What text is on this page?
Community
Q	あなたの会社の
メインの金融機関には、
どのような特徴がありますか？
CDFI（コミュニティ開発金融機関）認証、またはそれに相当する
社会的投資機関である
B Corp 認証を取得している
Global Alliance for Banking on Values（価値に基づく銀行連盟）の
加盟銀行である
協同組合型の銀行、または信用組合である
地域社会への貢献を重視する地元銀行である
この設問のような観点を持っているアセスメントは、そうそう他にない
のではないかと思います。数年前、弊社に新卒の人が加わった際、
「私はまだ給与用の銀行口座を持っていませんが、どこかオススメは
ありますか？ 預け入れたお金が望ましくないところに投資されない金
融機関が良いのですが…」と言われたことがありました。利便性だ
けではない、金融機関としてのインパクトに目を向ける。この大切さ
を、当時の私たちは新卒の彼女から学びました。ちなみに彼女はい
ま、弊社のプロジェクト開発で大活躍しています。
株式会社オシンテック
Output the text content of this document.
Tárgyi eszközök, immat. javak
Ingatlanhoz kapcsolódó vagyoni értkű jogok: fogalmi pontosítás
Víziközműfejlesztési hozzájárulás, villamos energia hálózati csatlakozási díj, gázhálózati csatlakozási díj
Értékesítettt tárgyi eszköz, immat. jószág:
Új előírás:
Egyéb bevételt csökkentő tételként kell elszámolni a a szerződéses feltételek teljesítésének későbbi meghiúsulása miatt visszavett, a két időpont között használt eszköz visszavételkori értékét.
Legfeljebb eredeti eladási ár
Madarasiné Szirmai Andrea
────────────────────
Exercise: Copy all the records above exactly, missing none.

Output for this exercise:
What text is on this page?
Community
Q	あなたの会社の
メインの金融機関には、
どのような特徴がありますか？
CDFI（コミュニティ開発金融機関）認証、またはそれに相当する
社会的投資機関である
B Corp 認証を取得している
Global Alliance for Banking on Values（価値に基づく銀行連盟）の
加盟銀行である
協同組合型の銀行、または信用組合である
地域社会への貢献を重視する地元銀行である
この設問のような観点を持っているアセスメントは、そうそう他にない
のではないかと思います。数年前、弊社に新卒の人が加わった際、
「私はまだ給与用の銀行口座を持っていませんが、どこかオススメは
ありますか？ 預け入れたお金が望ましくないところに投資されない金
融機関が良いのですが…」と言われたことがありました。利便性だ
けではない、金融機関としてのインパクトに目を向ける。この大切さ
を、当時の私たちは新卒の彼女から学びました。ちなみに彼女はい
ま、弊社のプロジェクト開発で大活躍しています。
株式会社オシンテック
Output the text content of this document.
Tárgyi eszközök, immat. javak
Ingatlanhoz kapcsolódó vagyoni értkű jogok: fogalmi pontosítás
Víziközműfejlesztési hozzájárulás, villamos energia hálózati csatlakozási díj, gázhálózati csatlakozási díj
Értékesítettt tárgyi eszköz, immat. jószág:
Új előírás:
Egyéb bevételt csökkentő tételként kell elszámolni a a szerződéses feltételek teljesítésének későbbi meghiúsulása miatt visszavett, a két időpont között használt eszköz visszavételkori értékét.
Legfeljebb eredeti eladási ár
Madarasiné Szirmai Andrea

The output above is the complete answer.